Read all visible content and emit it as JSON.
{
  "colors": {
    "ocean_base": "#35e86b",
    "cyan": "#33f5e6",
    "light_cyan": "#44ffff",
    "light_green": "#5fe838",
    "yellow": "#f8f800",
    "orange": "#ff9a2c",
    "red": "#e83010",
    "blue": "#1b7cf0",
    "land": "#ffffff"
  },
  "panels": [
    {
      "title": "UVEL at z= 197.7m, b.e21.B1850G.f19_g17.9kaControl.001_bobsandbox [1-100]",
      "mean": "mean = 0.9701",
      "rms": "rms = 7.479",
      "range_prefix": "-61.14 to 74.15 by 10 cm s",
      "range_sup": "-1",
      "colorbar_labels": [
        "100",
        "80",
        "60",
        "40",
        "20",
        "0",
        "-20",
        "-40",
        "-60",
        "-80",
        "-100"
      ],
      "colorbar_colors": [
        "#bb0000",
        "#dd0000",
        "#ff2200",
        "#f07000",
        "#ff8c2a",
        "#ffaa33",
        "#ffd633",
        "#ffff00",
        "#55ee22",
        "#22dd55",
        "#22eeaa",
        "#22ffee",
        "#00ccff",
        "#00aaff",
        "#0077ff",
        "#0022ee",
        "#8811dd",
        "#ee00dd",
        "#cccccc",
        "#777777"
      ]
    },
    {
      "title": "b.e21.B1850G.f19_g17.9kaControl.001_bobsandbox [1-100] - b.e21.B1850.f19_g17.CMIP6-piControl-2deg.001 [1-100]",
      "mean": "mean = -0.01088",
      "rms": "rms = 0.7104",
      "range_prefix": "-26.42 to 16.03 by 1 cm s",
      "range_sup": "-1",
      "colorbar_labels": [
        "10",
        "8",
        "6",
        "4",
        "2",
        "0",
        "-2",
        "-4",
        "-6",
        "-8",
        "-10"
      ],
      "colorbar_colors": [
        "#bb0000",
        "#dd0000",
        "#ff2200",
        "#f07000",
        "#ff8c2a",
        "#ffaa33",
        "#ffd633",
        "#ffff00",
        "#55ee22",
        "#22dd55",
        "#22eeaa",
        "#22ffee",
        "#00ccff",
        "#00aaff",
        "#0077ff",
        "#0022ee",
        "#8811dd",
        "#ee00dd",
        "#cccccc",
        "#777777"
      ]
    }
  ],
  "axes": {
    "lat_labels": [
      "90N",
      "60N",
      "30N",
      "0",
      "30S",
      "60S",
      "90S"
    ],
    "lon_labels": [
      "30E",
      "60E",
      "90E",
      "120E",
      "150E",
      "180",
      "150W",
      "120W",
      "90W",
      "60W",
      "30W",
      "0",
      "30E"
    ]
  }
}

WORK REQUIRED:
Repeat the material above in full, quoting it exactly.

RESPONSE TO THIS TASK:
Read all visible content and emit it as JSON.
{
  "colors": {
    "ocean_base": "#35e86b",
    "cyan": "#33f5e6",
    "light_cyan": "#44ffff",
    "light_green": "#5fe838",
    "yellow": "#f8f800",
    "orange": "#ff9a2c",
    "red": "#e83010",
    "blue": "#1b7cf0",
    "land": "#ffffff"
  },
  "panels": [
    {
      "title": "UVEL at z= 197.7m, b.e21.B1850G.f19_g17.9kaControl.001_bobsandbox [1-100]",
      "mean": "mean = 0.9701",
      "rms": "rms = 7.479",
      "range_prefix": "-61.14 to 74.15 by 10 cm s",
      "range_sup": "-1",
      "colorbar_labels": [
        "100",
        "80",
        "60",
        "40",
        "20",
        "0",
        "-20",
        "-40",
        "-60",
        "-80",
        "-100"
      ],
      "colorbar_colors": [
        "#bb0000",
        "#dd0000",
        "#ff2200",
        "#f07000",
        "#ff8c2a",
        "#ffaa33",
        "#ffd633",
        "#ffff00",
        "#55ee22",
        "#22dd55",
        "#22eeaa",
        "#22ffee",
        "#00ccff",
        "#00aaff",
        "#0077ff",
        "#0022ee",
        "#8811dd",
        "#ee00dd",
        "#cccccc",
        "#777777"
      ]
    },
    {
      "title": "b.e21.B1850G.f19_g17.9kaControl.001_bobsandbox [1-100] - b.e21.B1850.f19_g17.CMIP6-piControl-2deg.001 [1-100]",
      "mean": "mean = -0.01088",
      "rms": "rms = 0.7104",
      "range_prefix": "-26.42 to 16.03 by 1 cm s",
      "range_sup": "-1",
      "colorbar_labels": [
        "10",
        "8",
        "6",
        "4",
        "2",
        "0",
        "-2",
        "-4",
        "-6",
        "-8",
        "-10"
      ],
      "colorbar_colors": [
        "#bb0000",
        "#dd0000",
        "#ff2200",
        "#f07000",
        "#ff8c2a",
        "#ffaa33",
        "#ffd633",
        "#ffff00",
        "#55ee22",
        "#22dd55",
        "#22eeaa",
        "#22ffee",
        "#00ccff",
        "#00aaff",
        "#0077ff",
        "#0022ee",
        "#8811dd",
        "#ee00dd",
        "#cccccc",
        "#777777"
      ]
    }
  ],
  "axes": {
    "lat_labels": [
      "90N",
      "60N",
      "30N",
      "0",
      "30S",
      "60S",
      "90S"
    ],
    "lon_labels": [
      "30E",
      "60E",
      "90E",
      "120E",
      "150E",
      "180",
      "150W",
      "120W",
      "90W",
      "60W",
      "30W",
      "0",
      "30E"
    ]
  }
}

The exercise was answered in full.